» Task brief
Your job is to retype all of the data word for word, leaving every image out.

[Lines of data]
* * * * * * *

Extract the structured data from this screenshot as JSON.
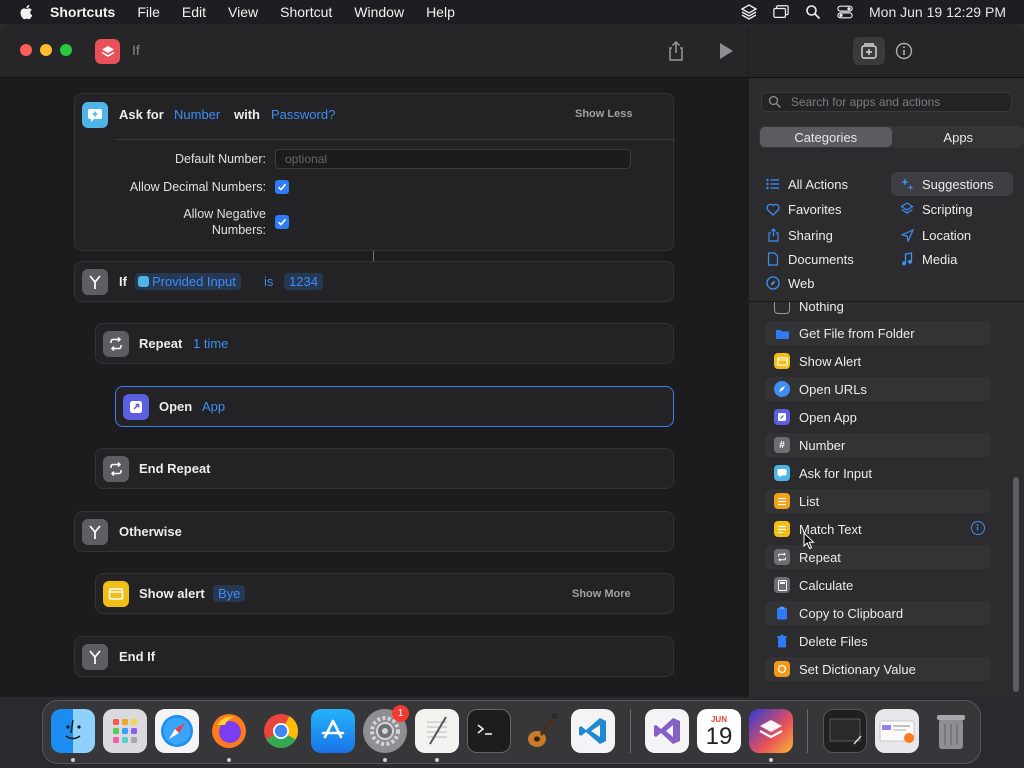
{
  "menubar": {
    "app_name": "Shortcuts",
    "menus": [
      "File",
      "Edit",
      "View",
      "Shortcut",
      "Window",
      "Help"
    ],
    "clock": "Mon Jun 19  12:29 PM"
  },
  "window": {
    "title": "If"
  },
  "editor": {
    "ask_card": {
      "verb": "Ask for",
      "type_token": "Number",
      "with": "with",
      "password_token": "Password?",
      "toggle": "Show Less",
      "default_number_label": "Default Number:",
      "default_number_placeholder": "optional",
      "allow_decimal_label": "Allow Decimal Numbers:",
      "allow_negative_label_1": "Allow Negative",
      "allow_negative_label_2": "Numbers:"
    },
    "if_card": {
      "label": "If",
      "input_token": "Provided Input",
      "is": "is",
      "value_token": "1234"
    },
    "repeat_card": {
      "label": "Repeat",
      "count_token": "1 time"
    },
    "open_card": {
      "label": "Open",
      "app_token": "App"
    },
    "end_repeat_card": {
      "label": "End Repeat"
    },
    "otherwise_card": {
      "label": "Otherwise"
    },
    "show_alert_card": {
      "label": "Show alert",
      "text_token": "Bye",
      "toggle": "Show More"
    },
    "end_if_card": {
      "label": "End If"
    }
  },
  "sidebar": {
    "search_placeholder": "Search for apps and actions",
    "segments": {
      "categories": "Categories",
      "apps": "Apps"
    },
    "categories_left": [
      "All Actions",
      "Favorites",
      "Sharing",
      "Documents",
      "Web"
    ],
    "categories_right": [
      "Suggestions",
      "Scripting",
      "Location",
      "Media"
    ],
    "selected_category": "Suggestions",
    "actions": [
      "Nothing",
      "Get File from Folder",
      "Show Alert",
      "Open URLs",
      "Open App",
      "Number",
      "Ask for Input",
      "List",
      "Match Text",
      "Repeat",
      "Calculate",
      "Copy to Clipboard",
      "Delete Files",
      "Set Dictionary Value"
    ]
  },
  "dock": {
    "apps": [
      "Finder",
      "Launchpad",
      "Safari",
      "Firefox",
      "Chrome",
      "App Store",
      "System Settings",
      "TextEdit",
      "Terminal",
      "GarageBand",
      "Visual Studio Code",
      "Visual Studio",
      "Calendar",
      "Shortcuts",
      "Screenshot",
      "Finder Window",
      "Trash"
    ],
    "settings_badge": "1",
    "calendar_month": "JUN",
    "calendar_day": "19"
  },
  "colors": {
    "accent": "#3d8ef5",
    "token_bg": "#263752",
    "card_bg": "#232325",
    "shortcut_badge": "#e9515a"
  }
}
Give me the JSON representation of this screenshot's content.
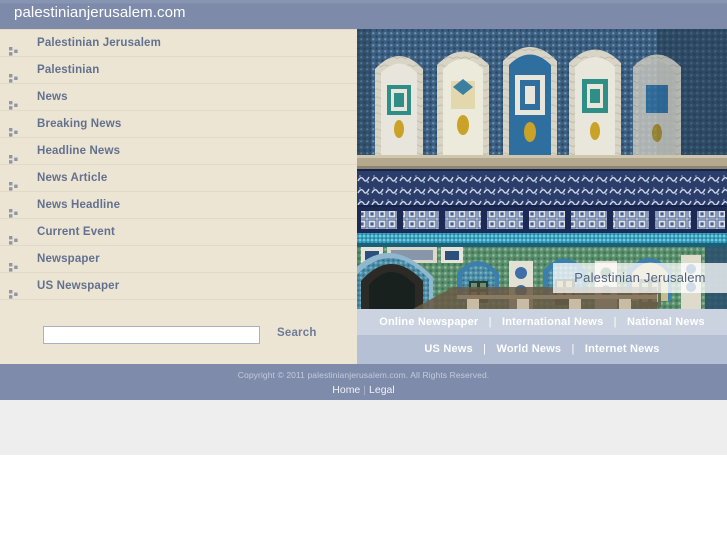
{
  "header": {
    "domain": "palestinianjerusalem.com",
    "bg_color": "#7d8aa9"
  },
  "sidebar": {
    "bg_color": "#ece5d3",
    "link_color": "#62718f",
    "items": [
      {
        "label": "Palestinian Jerusalem",
        "icon": "bullet-squares-icon"
      },
      {
        "label": "Palestinian",
        "icon": "bullet-squares-icon"
      },
      {
        "label": "News",
        "icon": "bullet-squares-icon"
      },
      {
        "label": "Breaking News",
        "icon": "bullet-squares-icon"
      },
      {
        "label": "Headline News",
        "icon": "bullet-squares-icon"
      },
      {
        "label": "News Article",
        "icon": "bullet-squares-icon"
      },
      {
        "label": "News Headline",
        "icon": "bullet-squares-icon"
      },
      {
        "label": "Current Event",
        "icon": "bullet-squares-icon"
      },
      {
        "label": "Newspaper",
        "icon": "bullet-squares-icon"
      },
      {
        "label": "US Newspaper",
        "icon": "bullet-squares-icon"
      }
    ]
  },
  "search": {
    "value": "",
    "placeholder": "",
    "button_label": "Search"
  },
  "hero": {
    "caption": "Palestinian Jerusalem",
    "alt": "Dome of the Rock tiled facade, Jerusalem"
  },
  "nav": {
    "separator": "|",
    "row1": [
      {
        "label": "Online Newspaper"
      },
      {
        "label": "International News"
      },
      {
        "label": "National News"
      }
    ],
    "row2": [
      {
        "label": "US News"
      },
      {
        "label": "World News"
      },
      {
        "label": "Internet News"
      }
    ]
  },
  "footer": {
    "copyright": "Copyright © 2011 palestinianjerusalem.com. All Rights Reserved.",
    "links": [
      {
        "label": "Home"
      },
      {
        "label": "Legal"
      }
    ],
    "separator": "|"
  }
}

* * * * * * *

» Answer to the problem
Extract the structured data from this screenshot as JSON.
{
  "menubar": {
    "app_name": "Shortcuts",
    "menus": [
      "File",
      "Edit",
      "View",
      "Shortcut",
      "Window",
      "Help"
    ],
    "clock": "Mon Jun 19  12:29 PM"
  },
  "window": {
    "title": "If"
  },
  "editor": {
    "ask_card": {
      "verb": "Ask for",
      "type_token": "Number",
      "with": "with",
      "password_token": "Password?",
      "toggle": "Show Less",
      "default_number_label": "Default Number:",
      "default_number_placeholder": "optional",
      "allow_decimal_label": "Allow Decimal Numbers:",
      "allow_negative_label_1": "Allow Negative",
      "allow_negative_label_2": "Numbers:"
    },
    "if_card": {
      "label": "If",
      "input_token": "Provided Input",
      "is": "is",
      "value_token": "1234"
    },
    "repeat_card": {
      "label": "Repeat",
      "count_token": "1 time"
    },
    "open_card": {
      "label": "Open",
      "app_token": "App"
    },
    "end_repeat_card": {
      "label": "End Repeat"
    },
    "otherwise_card": {
      "label": "Otherwise"
    },
    "show_alert_card": {
      "label": "Show alert",
      "text_token": "Bye",
      "toggle": "Show More"
    },
    "end_if_card": {
      "label": "End If"
    }
  },
  "sidebar": {
    "search_placeholder": "Search for apps and actions",
    "segments": {
      "categories": "Categories",
      "apps": "Apps"
    },
    "categories_left": [
      "All Actions",
      "Favorites",
      "Sharing",
      "Documents",
      "Web"
    ],
    "categories_right": [
      "Suggestions",
      "Scripting",
      "Location",
      "Media"
    ],
    "selected_category": "Suggestions",
    "actions": [
      "Nothing",
      "Get File from Folder",
      "Show Alert",
      "Open URLs",
      "Open App",
      "Number",
      "Ask for Input",
      "List",
      "Match Text",
      "Repeat",
      "Calculate",
      "Copy to Clipboard",
      "Delete Files",
      "Set Dictionary Value"
    ]
  },
  "dock": {
    "apps": [
      "Finder",
      "Launchpad",
      "Safari",
      "Firefox",
      "Chrome",
      "App Store",
      "System Settings",
      "TextEdit",
      "Terminal",
      "GarageBand",
      "Visual Studio Code",
      "Visual Studio",
      "Calendar",
      "Shortcuts",
      "Screenshot",
      "Finder Window",
      "Trash"
    ],
    "settings_badge": "1",
    "calendar_month": "JUN",
    "calendar_day": "19"
  },
  "colors": {
    "accent": "#3d8ef5",
    "token_bg": "#263752",
    "card_bg": "#232325",
    "shortcut_badge": "#e9515a"
  }
}
Give me the JSON representation of this screenshot's content.
{
  "header": {
    "domain": "palestinianjerusalem.com",
    "bg_color": "#7d8aa9"
  },
  "sidebar": {
    "bg_color": "#ece5d3",
    "link_color": "#62718f",
    "items": [
      {
        "label": "Palestinian Jerusalem",
        "icon": "bullet-squares-icon"
      },
      {
        "label": "Palestinian",
        "icon": "bullet-squares-icon"
      },
      {
        "label": "News",
        "icon": "bullet-squares-icon"
      },
      {
        "label": "Breaking News",
        "icon": "bullet-squares-icon"
      },
      {
        "label": "Headline News",
        "icon": "bullet-squares-icon"
      },
      {
        "label": "News Article",
        "icon": "bullet-squares-icon"
      },
      {
        "label": "News Headline",
        "icon": "bullet-squares-icon"
      },
      {
        "label": "Current Event",
        "icon": "bullet-squares-icon"
      },
      {
        "label": "Newspaper",
        "icon": "bullet-squares-icon"
      },
      {
        "label": "US Newspaper",
        "icon": "bullet-squares-icon"
      }
    ]
  },
  "search": {
    "value": "",
    "placeholder": "",
    "button_label": "Search"
  },
  "hero": {
    "caption": "Palestinian Jerusalem",
    "alt": "Dome of the Rock tiled facade, Jerusalem"
  },
  "nav": {
    "separator": "|",
    "row1": [
      {
        "label": "Online Newspaper"
      },
      {
        "label": "International News"
      },
      {
        "label": "National News"
      }
    ],
    "row2": [
      {
        "label": "US News"
      },
      {
        "label": "World News"
      },
      {
        "label": "Internet News"
      }
    ]
  },
  "footer": {
    "copyright": "Copyright © 2011 palestinianjerusalem.com. All Rights Reserved.",
    "links": [
      {
        "label": "Home"
      },
      {
        "label": "Legal"
      }
    ],
    "separator": "|"
  }
}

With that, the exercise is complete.